↓↓↓

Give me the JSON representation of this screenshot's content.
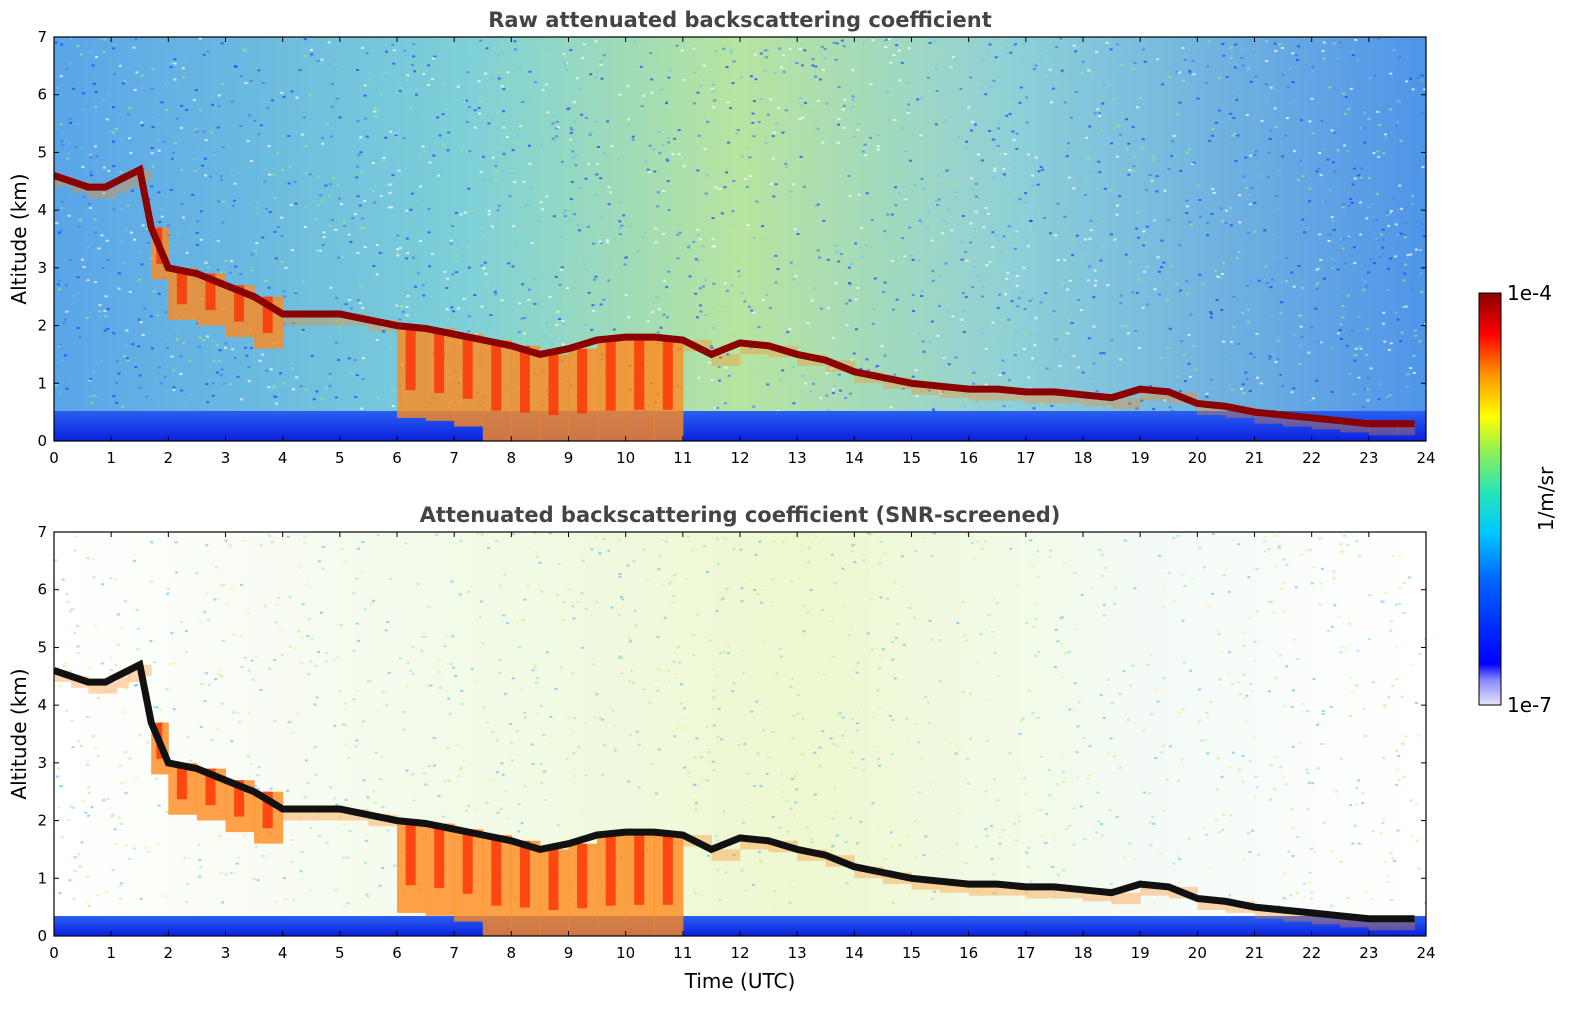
{
  "chart_data": [
    {
      "type": "heatmap",
      "title": "Raw attenuated backscattering coefficient",
      "xlabel": "",
      "ylabel": "Altitude (km)",
      "xlim": [
        0,
        24
      ],
      "ylim": [
        0,
        7
      ],
      "xticks": [
        "0",
        "1",
        "2",
        "3",
        "4",
        "5",
        "6",
        "7",
        "8",
        "9",
        "10",
        "11",
        "12",
        "13",
        "14",
        "15",
        "16",
        "17",
        "18",
        "19",
        "20",
        "21",
        "22",
        "23",
        "24"
      ],
      "yticks": [
        "0",
        "1",
        "2",
        "3",
        "4",
        "5",
        "6",
        "7"
      ],
      "layers": [
        {
          "name": "cloud_base",
          "x": [
            0.0,
            0.3,
            0.6,
            0.9,
            1.1,
            1.3,
            1.5,
            1.7,
            2.0,
            2.5,
            3.0,
            3.5,
            4.0,
            4.3,
            4.6,
            5.0,
            5.5,
            6.0,
            6.5,
            7.0,
            7.5,
            8.0,
            8.5,
            9.0,
            9.5,
            10.0,
            10.5,
            11.0,
            11.5,
            12.0,
            12.5,
            13.0,
            13.5,
            14.0,
            14.5,
            15.0,
            15.5,
            16.0,
            16.5,
            17.0,
            17.5,
            18.0,
            18.5,
            19.0,
            19.5,
            20.0,
            20.5,
            21.0,
            21.5,
            22.0,
            22.5,
            23.0,
            23.5,
            23.8
          ],
          "y": [
            4.6,
            4.5,
            4.4,
            4.4,
            4.5,
            4.6,
            4.7,
            3.7,
            3.0,
            2.9,
            2.7,
            2.5,
            2.2,
            2.2,
            2.2,
            2.2,
            2.1,
            2.0,
            1.95,
            1.85,
            1.75,
            1.65,
            1.5,
            1.6,
            1.75,
            1.8,
            1.8,
            1.75,
            1.5,
            1.7,
            1.65,
            1.5,
            1.4,
            1.2,
            1.1,
            1.0,
            0.95,
            0.9,
            0.9,
            0.85,
            0.85,
            0.8,
            0.75,
            0.9,
            0.85,
            0.65,
            0.6,
            0.5,
            0.45,
            0.4,
            0.35,
            0.3,
            0.3,
            0.3
          ]
        }
      ]
    },
    {
      "type": "heatmap",
      "title": "Attenuated backscattering coefficient (SNR-screened)",
      "xlabel": "Time (UTC)",
      "ylabel": "Altitude (km)",
      "xlim": [
        0,
        24
      ],
      "ylim": [
        0,
        7
      ],
      "xticks": [
        "0",
        "1",
        "2",
        "3",
        "4",
        "5",
        "6",
        "7",
        "8",
        "9",
        "10",
        "11",
        "12",
        "13",
        "14",
        "15",
        "16",
        "17",
        "18",
        "19",
        "20",
        "21",
        "22",
        "23",
        "24"
      ],
      "yticks": [
        "0",
        "1",
        "2",
        "3",
        "4",
        "5",
        "6",
        "7"
      ]
    }
  ],
  "colorbar": {
    "label": "1/m/sr",
    "max_label": "1e-4",
    "min_label": "1e-7",
    "colormap": [
      "#e6e6fa",
      "#0000ff",
      "#0064ff",
      "#00c8ff",
      "#28e6b4",
      "#96f050",
      "#ffff00",
      "#ff9600",
      "#ff0000",
      "#8b0000"
    ]
  },
  "colors": {
    "background_noise": "#3a8fd8",
    "low_level": "#1030e0",
    "cloud_core": "#8b0000",
    "screened_core": "#101010"
  }
}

↑↑↑

# Goal
Pull out all lines of the data with the string "title".

# Output for this task
      "title": "Raw attenuated backscattering coefficient",
      "title": "Attenuated backscattering coefficient (SNR-screened)",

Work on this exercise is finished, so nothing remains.